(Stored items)
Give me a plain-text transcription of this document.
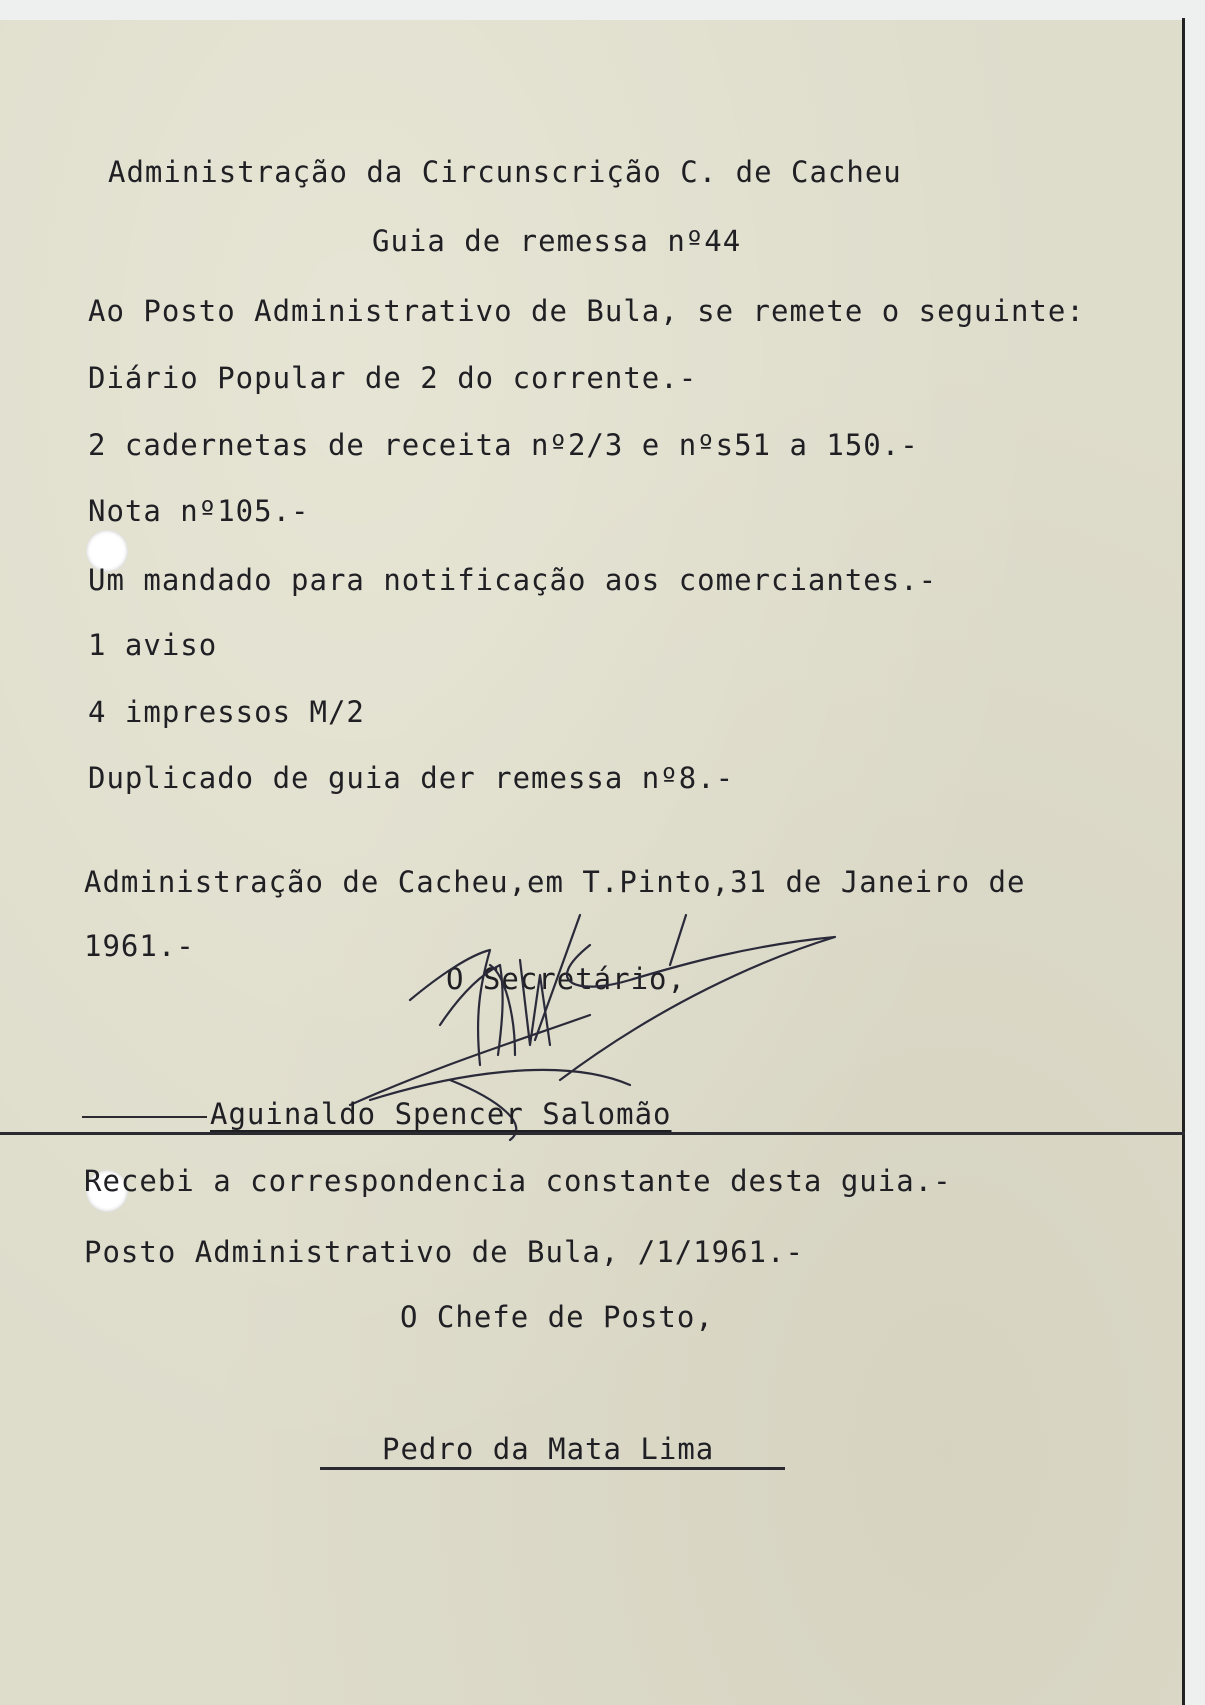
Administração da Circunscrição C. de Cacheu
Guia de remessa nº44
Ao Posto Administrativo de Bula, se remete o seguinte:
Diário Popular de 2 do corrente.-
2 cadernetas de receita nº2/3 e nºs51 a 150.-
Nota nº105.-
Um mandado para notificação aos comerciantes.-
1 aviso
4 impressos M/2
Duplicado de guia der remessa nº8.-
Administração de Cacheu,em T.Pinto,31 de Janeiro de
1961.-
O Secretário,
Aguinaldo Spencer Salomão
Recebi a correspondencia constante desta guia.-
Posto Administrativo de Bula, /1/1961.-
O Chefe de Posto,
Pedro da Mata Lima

◆ WORK TO COMPLETE:
Go through the entries above and copy every line containing "Administração".

◆ WORKED SOLUTION:
Administração da Circunscrição C. de Cacheu
Administração de Cacheu,em T.Pinto,31 de Janeiro de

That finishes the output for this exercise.